Exercise
Please give the count of lines holding the string "image" and nothing besides.

Information given
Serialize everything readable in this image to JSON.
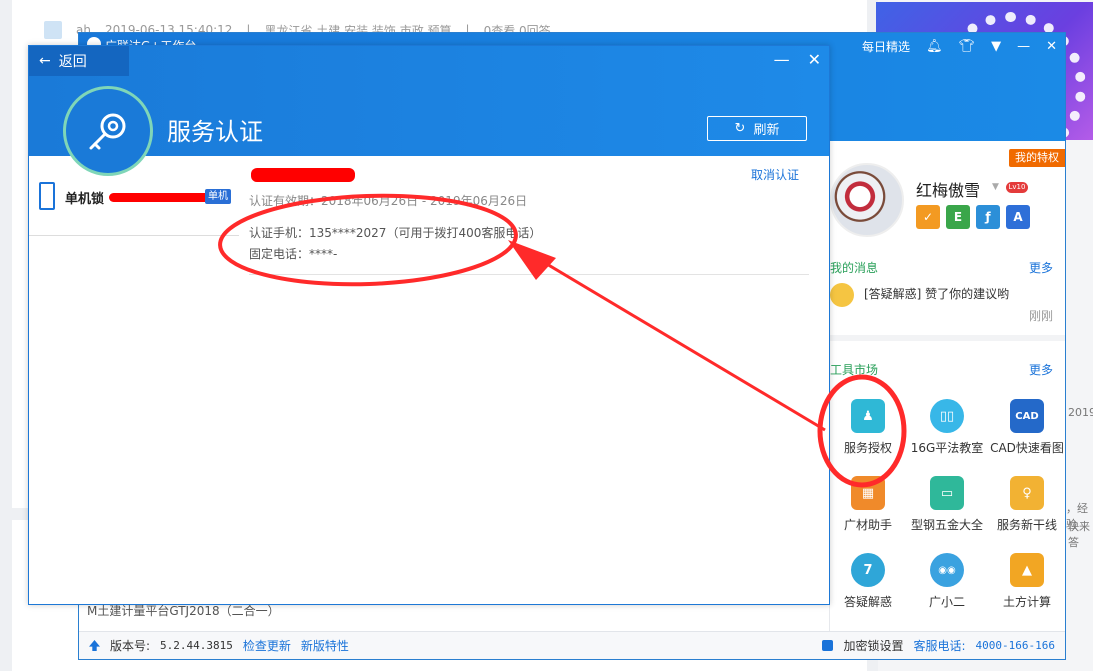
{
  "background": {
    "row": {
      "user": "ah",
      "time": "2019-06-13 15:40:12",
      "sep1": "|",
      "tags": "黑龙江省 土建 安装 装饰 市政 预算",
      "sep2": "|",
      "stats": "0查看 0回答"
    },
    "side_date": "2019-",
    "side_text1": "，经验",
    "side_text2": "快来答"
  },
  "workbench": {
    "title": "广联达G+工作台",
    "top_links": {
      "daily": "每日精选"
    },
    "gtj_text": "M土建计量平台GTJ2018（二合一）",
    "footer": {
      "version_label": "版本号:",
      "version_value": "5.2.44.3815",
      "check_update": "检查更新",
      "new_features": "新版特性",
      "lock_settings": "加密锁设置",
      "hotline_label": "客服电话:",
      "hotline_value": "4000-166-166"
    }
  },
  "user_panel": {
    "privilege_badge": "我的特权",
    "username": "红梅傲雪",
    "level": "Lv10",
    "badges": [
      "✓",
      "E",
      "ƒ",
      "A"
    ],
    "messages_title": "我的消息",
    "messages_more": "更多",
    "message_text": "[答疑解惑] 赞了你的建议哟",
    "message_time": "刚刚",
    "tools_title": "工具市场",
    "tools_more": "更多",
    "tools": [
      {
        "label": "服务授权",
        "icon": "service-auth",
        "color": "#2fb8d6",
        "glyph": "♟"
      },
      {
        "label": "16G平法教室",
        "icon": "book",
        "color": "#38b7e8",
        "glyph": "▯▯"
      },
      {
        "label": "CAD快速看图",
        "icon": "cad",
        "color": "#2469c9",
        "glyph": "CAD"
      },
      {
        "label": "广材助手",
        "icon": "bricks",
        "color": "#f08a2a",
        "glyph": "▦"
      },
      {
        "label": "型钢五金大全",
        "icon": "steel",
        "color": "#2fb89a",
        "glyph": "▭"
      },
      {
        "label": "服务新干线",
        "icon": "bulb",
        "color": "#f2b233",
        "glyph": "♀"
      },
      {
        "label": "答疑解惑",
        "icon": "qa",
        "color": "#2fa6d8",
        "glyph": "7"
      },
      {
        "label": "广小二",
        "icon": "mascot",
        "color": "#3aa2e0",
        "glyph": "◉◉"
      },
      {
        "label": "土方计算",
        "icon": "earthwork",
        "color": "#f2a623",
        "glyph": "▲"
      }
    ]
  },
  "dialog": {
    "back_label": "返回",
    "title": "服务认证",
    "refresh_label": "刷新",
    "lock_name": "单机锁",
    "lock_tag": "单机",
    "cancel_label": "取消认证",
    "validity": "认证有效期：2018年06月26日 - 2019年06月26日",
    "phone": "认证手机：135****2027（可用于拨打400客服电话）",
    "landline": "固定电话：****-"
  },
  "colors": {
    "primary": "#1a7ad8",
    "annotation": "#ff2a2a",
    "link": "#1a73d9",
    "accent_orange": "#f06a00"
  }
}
---
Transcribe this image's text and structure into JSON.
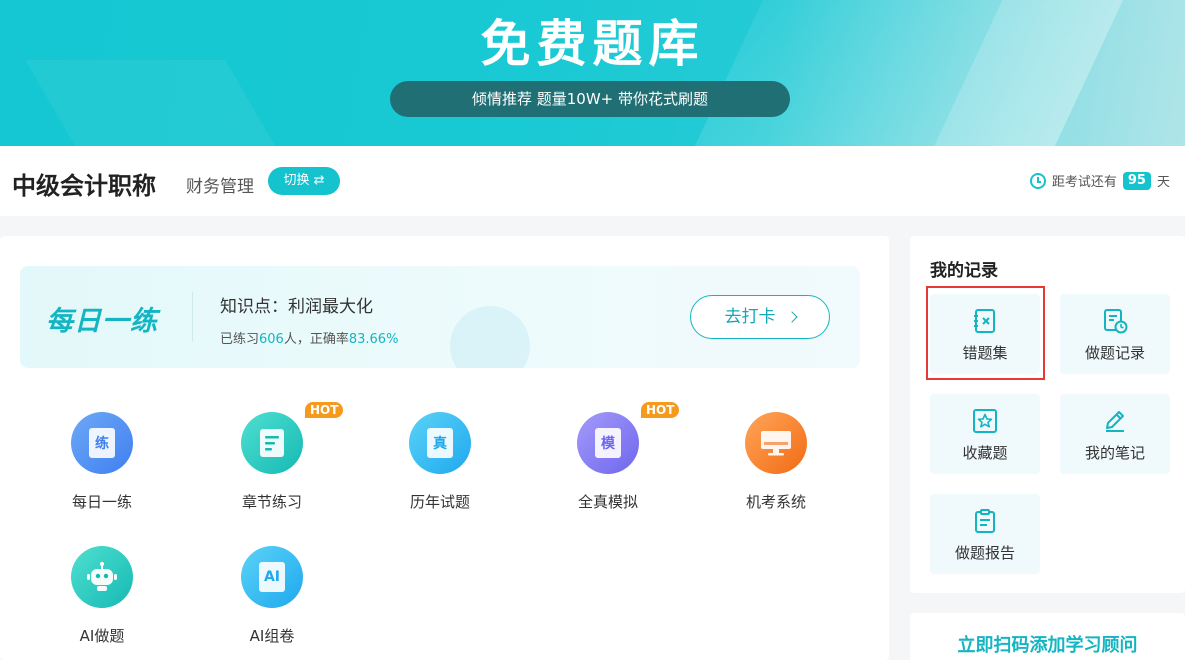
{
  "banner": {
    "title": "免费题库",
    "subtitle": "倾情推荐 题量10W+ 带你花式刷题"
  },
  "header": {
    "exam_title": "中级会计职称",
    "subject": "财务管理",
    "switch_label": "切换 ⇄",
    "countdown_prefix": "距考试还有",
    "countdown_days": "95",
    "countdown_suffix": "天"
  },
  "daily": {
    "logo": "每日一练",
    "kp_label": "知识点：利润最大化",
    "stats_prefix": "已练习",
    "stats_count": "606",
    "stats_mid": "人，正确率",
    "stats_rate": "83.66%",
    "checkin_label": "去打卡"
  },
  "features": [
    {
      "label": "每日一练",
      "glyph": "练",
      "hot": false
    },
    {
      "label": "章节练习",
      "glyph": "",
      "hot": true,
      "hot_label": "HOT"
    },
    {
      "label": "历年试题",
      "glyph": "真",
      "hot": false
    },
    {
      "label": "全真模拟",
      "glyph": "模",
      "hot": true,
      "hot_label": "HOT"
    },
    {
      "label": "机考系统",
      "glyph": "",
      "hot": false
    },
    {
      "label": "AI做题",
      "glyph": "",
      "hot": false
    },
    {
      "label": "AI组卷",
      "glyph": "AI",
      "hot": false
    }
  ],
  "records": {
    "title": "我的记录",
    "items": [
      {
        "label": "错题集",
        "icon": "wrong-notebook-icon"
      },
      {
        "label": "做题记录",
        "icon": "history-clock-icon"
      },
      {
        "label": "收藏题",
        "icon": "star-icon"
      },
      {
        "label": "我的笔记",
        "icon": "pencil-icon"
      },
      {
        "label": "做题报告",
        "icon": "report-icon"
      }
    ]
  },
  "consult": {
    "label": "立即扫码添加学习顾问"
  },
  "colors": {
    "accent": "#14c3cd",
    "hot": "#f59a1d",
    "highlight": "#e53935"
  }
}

Output of the exercise
2